═════ AVAILABLE DATA

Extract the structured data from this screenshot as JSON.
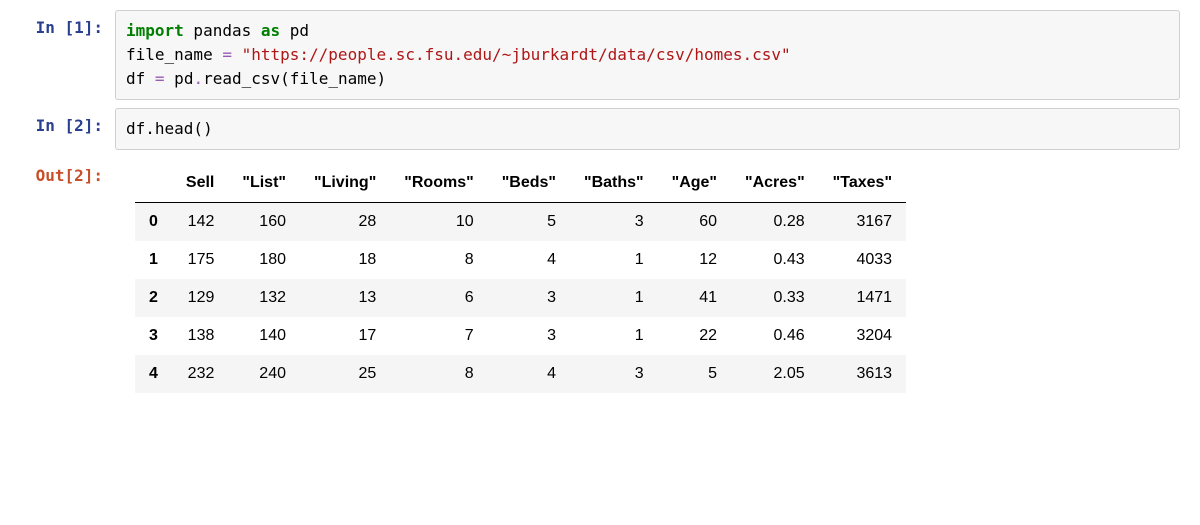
{
  "cells": [
    {
      "prompt_in": "In [1]:",
      "code": {
        "kw_import": "import",
        "mod": " pandas ",
        "kw_as": "as",
        "alias": " pd",
        "line2a": "file_name ",
        "eq1": "=",
        "str_url": " \"https://people.sc.fsu.edu/~jburkardt/data/csv/homes.csv\"",
        "line3a": "df ",
        "eq2": "=",
        "line3b": " pd",
        "dot": ".",
        "line3c": "read_csv(file_name)"
      }
    },
    {
      "prompt_in": "In [2]:",
      "code_plain": "df.head()"
    }
  ],
  "out": {
    "prompt": "Out[2]:",
    "columns": [
      "Sell",
      "\"List\"",
      "\"Living\"",
      "\"Rooms\"",
      "\"Beds\"",
      "\"Baths\"",
      "\"Age\"",
      "\"Acres\"",
      "\"Taxes\""
    ],
    "index": [
      "0",
      "1",
      "2",
      "3",
      "4"
    ],
    "rows": [
      [
        "142",
        "160",
        "28",
        "10",
        "5",
        "3",
        "60",
        "0.28",
        "3167"
      ],
      [
        "175",
        "180",
        "18",
        "8",
        "4",
        "1",
        "12",
        "0.43",
        "4033"
      ],
      [
        "129",
        "132",
        "13",
        "6",
        "3",
        "1",
        "41",
        "0.33",
        "1471"
      ],
      [
        "138",
        "140",
        "17",
        "7",
        "3",
        "1",
        "22",
        "0.46",
        "3204"
      ],
      [
        "232",
        "240",
        "25",
        "8",
        "4",
        "3",
        "5",
        "2.05",
        "3613"
      ]
    ]
  }
}
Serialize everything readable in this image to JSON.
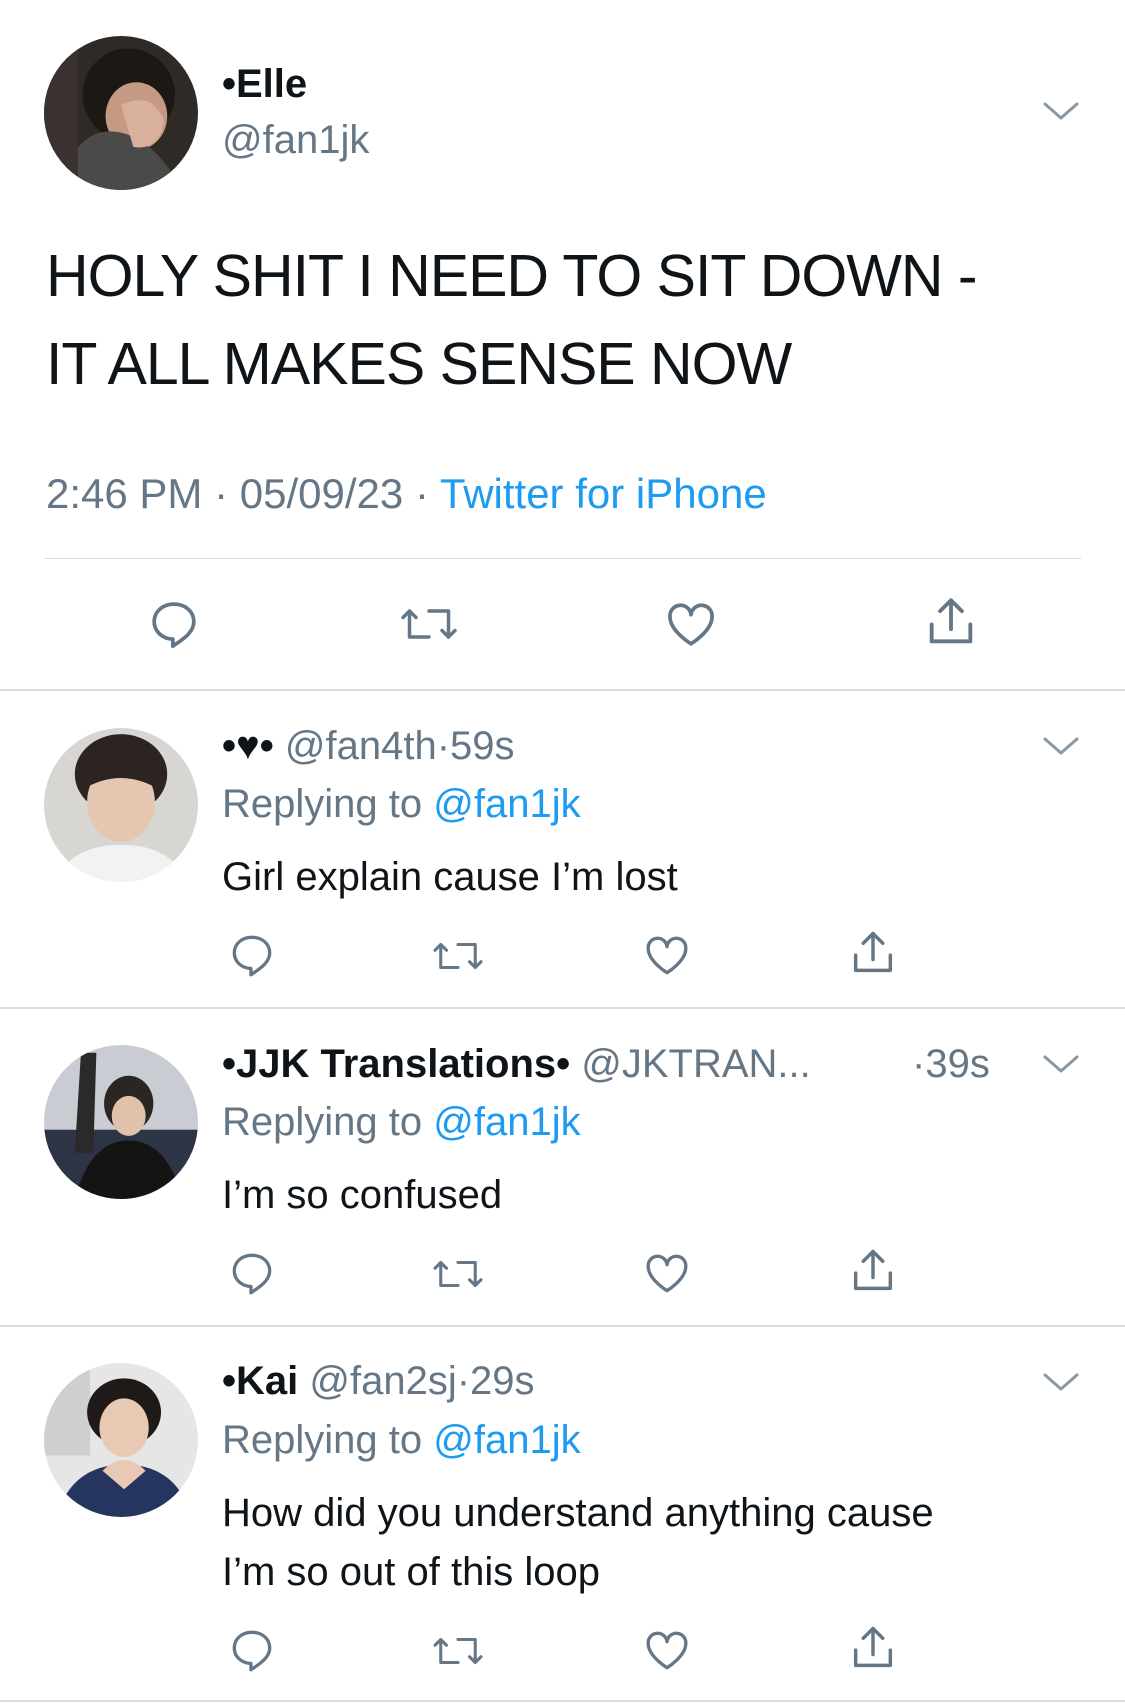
{
  "main_tweet": {
    "display_name": "•Elle",
    "handle": "@fan1jk",
    "text_lines": [
      "HOLY SHIT I NEED TO SIT DOWN -",
      "IT ALL MAKES SENSE NOW"
    ],
    "time": "2:46 PM",
    "separator": "·",
    "date": "05/09/23",
    "source": "Twitter for iPhone"
  },
  "replies": [
    {
      "display_name": "•♥•",
      "handle": "@fan4th",
      "separator": "·",
      "time": "59s",
      "replying_prefix": "Replying to",
      "replying_to": "@fan1jk",
      "text_lines": [
        "Girl explain cause I’m lost"
      ]
    },
    {
      "display_name": "•JJK Translations•",
      "handle": "@JKTRAN...",
      "separator": "·",
      "time": "39s",
      "replying_prefix": "Replying to",
      "replying_to": "@fan1jk",
      "text_lines": [
        "I’m so confused"
      ]
    },
    {
      "display_name": "•Kai",
      "handle": "@fan2sj",
      "separator": "·",
      "time": "29s",
      "replying_prefix": "Replying to",
      "replying_to": "@fan1jk",
      "text_lines": [
        "How did you understand anything cause",
        "I’m so out of this loop"
      ]
    }
  ],
  "icons": {
    "reply": "reply-icon",
    "retweet": "retweet-icon",
    "like": "like-icon",
    "share": "share-icon",
    "more": "chevron-down-icon"
  },
  "colors": {
    "text": "#0f1419",
    "secondary": "#657786",
    "link": "#1d9bf0",
    "divider": "#d7dde2"
  }
}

══════════

JOB: Take the records above and transcribe them exactly, dropping every picture.

COMPLETE RESPONSE:
Extract the structured data from this screenshot as JSON.
{
  "cells": [
    {
      "prompt_in": "In [1]:",
      "code": {
        "kw_import": "import",
        "mod": " pandas ",
        "kw_as": "as",
        "alias": " pd",
        "line2a": "file_name ",
        "eq1": "=",
        "str_url": " \"https://people.sc.fsu.edu/~jburkardt/data/csv/homes.csv\"",
        "line3a": "df ",
        "eq2": "=",
        "line3b": " pd",
        "dot": ".",
        "line3c": "read_csv(file_name)"
      }
    },
    {
      "prompt_in": "In [2]:",
      "code_plain": "df.head()"
    }
  ],
  "out": {
    "prompt": "Out[2]:",
    "columns": [
      "Sell",
      "\"List\"",
      "\"Living\"",
      "\"Rooms\"",
      "\"Beds\"",
      "\"Baths\"",
      "\"Age\"",
      "\"Acres\"",
      "\"Taxes\""
    ],
    "index": [
      "0",
      "1",
      "2",
      "3",
      "4"
    ],
    "rows": [
      [
        "142",
        "160",
        "28",
        "10",
        "5",
        "3",
        "60",
        "0.28",
        "3167"
      ],
      [
        "175",
        "180",
        "18",
        "8",
        "4",
        "1",
        "12",
        "0.43",
        "4033"
      ],
      [
        "129",
        "132",
        "13",
        "6",
        "3",
        "1",
        "41",
        "0.33",
        "1471"
      ],
      [
        "138",
        "140",
        "17",
        "7",
        "3",
        "1",
        "22",
        "0.46",
        "3204"
      ],
      [
        "232",
        "240",
        "25",
        "8",
        "4",
        "3",
        "5",
        "2.05",
        "3613"
      ]
    ]
  }
}
Serialize everything readable in this image to JSON.
{
  "main_tweet": {
    "display_name": "•Elle",
    "handle": "@fan1jk",
    "text_lines": [
      "HOLY SHIT I NEED TO SIT DOWN -",
      "IT ALL MAKES SENSE NOW"
    ],
    "time": "2:46 PM",
    "separator": "·",
    "date": "05/09/23",
    "source": "Twitter for iPhone"
  },
  "replies": [
    {
      "display_name": "•♥•",
      "handle": "@fan4th",
      "separator": "·",
      "time": "59s",
      "replying_prefix": "Replying to",
      "replying_to": "@fan1jk",
      "text_lines": [
        "Girl explain cause I’m lost"
      ]
    },
    {
      "display_name": "•JJK Translations•",
      "handle": "@JKTRAN...",
      "separator": "·",
      "time": "39s",
      "replying_prefix": "Replying to",
      "replying_to": "@fan1jk",
      "text_lines": [
        "I’m so confused"
      ]
    },
    {
      "display_name": "•Kai",
      "handle": "@fan2sj",
      "separator": "·",
      "time": "29s",
      "replying_prefix": "Replying to",
      "replying_to": "@fan1jk",
      "text_lines": [
        "How did you understand anything cause",
        "I’m so out of this loop"
      ]
    }
  ],
  "icons": {
    "reply": "reply-icon",
    "retweet": "retweet-icon",
    "like": "like-icon",
    "share": "share-icon",
    "more": "chevron-down-icon"
  },
  "colors": {
    "text": "#0f1419",
    "secondary": "#657786",
    "link": "#1d9bf0",
    "divider": "#d7dde2"
  }
}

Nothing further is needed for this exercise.